*** Opening of SELECTED TEXT ***

The latest single from my favourite new musical discovery of 2024 isn’t quite reaching the lofty heights of Assisted Memories, but the formula’s still working.
Night Tapes – to be free
The latest single from my favourite new musical discovery of 2024 isn’t quite reaching the lofty heights of Assisted Memories, but the formula’s still working.
Skee Mask just released the latest album in a series that pulls together batches of previously unreleased tracks, these made between 2016 and 2022. As with its predecessors, D is more coherent and accomplished than 99% of electronic albums released this year; an impressive feat given that this is essentially a sweep of the cutting room floor.
Did you miss me? I was in Scotland for a week, and the wifi situation was untenable. Anyway I’m back now and have this deliciously mournful, Grouper-adjacent recommendation as an apology gift. The alias of Colombian-born artist Mónica Mesa, doris dana delves into the abstract aesthetics of liminal spaces and intangible experiences, and her new album Reveries is a late contender for experimental album of the year.

*** Close of SELECTED TEXT ***

*WHAT TO WORK ON*
According to the music blog excerpt, between which years were the tracks on the Skee Mask album D made? The rows come from a source separate from the music blog excerpt.

*** Opening of MATERIAL PROVIDED ***

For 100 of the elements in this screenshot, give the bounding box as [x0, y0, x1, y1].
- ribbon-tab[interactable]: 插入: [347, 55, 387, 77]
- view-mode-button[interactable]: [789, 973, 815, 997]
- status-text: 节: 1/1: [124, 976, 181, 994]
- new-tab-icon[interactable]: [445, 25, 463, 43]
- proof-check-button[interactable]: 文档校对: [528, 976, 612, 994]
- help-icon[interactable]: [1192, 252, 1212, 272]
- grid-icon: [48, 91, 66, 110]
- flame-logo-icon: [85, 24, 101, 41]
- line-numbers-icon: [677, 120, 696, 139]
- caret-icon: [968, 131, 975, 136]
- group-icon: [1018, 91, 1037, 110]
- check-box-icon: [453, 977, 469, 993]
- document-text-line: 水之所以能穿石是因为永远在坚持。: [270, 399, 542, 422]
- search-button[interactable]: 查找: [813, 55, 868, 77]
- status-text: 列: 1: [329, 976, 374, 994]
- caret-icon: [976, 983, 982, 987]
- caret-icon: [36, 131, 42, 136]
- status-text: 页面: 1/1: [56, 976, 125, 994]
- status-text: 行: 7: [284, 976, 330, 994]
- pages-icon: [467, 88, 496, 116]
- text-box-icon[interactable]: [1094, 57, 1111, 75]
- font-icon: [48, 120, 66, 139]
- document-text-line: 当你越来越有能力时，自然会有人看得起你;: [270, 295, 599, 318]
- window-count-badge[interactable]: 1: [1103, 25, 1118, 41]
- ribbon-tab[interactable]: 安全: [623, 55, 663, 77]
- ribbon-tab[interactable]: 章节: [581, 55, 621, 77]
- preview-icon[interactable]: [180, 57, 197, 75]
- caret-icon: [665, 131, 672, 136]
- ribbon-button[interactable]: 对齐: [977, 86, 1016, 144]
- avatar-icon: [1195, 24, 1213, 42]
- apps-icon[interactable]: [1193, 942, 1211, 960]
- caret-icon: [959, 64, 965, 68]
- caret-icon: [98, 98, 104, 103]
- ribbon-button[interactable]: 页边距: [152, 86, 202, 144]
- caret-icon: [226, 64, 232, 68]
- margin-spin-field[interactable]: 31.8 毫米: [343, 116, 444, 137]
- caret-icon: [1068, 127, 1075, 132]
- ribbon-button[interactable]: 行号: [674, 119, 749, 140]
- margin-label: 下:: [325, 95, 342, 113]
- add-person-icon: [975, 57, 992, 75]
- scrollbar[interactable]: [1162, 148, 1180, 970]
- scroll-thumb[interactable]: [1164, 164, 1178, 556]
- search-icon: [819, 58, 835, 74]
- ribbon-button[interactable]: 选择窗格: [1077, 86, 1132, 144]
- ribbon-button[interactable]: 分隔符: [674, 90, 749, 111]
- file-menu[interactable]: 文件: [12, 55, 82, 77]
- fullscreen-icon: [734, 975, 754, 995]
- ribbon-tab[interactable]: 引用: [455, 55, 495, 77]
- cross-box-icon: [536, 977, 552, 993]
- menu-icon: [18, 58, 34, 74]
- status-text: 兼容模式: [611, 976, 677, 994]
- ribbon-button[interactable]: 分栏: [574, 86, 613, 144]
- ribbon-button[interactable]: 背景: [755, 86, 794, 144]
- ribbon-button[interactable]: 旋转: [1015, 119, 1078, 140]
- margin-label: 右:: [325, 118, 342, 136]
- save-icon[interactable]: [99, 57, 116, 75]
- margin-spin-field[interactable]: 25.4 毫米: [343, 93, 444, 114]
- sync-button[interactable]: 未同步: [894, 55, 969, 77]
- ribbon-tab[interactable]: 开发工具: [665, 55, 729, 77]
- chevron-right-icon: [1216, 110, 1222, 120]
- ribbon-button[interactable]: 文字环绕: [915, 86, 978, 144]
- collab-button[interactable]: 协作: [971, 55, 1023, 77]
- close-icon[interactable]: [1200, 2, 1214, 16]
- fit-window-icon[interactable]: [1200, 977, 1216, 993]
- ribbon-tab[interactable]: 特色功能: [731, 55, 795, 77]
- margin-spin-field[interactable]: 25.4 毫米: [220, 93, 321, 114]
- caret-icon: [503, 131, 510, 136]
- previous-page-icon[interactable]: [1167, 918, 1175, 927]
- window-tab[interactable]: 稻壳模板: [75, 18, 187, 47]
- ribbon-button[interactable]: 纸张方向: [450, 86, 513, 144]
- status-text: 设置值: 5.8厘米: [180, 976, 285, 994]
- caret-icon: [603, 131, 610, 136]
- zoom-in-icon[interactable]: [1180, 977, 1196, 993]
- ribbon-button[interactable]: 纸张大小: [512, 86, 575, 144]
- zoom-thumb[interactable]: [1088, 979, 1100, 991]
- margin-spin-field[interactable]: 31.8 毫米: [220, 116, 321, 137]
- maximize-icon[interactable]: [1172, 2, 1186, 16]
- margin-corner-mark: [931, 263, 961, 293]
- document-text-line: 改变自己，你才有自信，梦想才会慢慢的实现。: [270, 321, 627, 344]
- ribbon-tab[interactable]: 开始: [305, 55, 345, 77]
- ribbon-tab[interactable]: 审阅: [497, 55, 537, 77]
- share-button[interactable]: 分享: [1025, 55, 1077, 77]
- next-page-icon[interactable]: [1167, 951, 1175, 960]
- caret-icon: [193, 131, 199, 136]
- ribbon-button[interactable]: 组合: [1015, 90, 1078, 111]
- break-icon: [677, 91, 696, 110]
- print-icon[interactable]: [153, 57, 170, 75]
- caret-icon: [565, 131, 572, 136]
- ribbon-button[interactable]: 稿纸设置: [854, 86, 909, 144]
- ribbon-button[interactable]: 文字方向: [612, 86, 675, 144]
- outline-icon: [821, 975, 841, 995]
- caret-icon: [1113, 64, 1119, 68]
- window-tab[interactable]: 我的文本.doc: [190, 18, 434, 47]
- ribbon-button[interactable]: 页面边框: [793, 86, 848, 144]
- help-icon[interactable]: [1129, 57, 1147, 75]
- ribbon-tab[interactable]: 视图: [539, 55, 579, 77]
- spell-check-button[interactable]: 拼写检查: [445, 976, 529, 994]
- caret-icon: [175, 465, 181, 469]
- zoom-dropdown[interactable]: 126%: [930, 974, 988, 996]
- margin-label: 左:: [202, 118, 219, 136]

*** Close of MATERIAL PROVIDED ***

*ANSWER TO THE EXERCISE*
Between 2016 and 2022.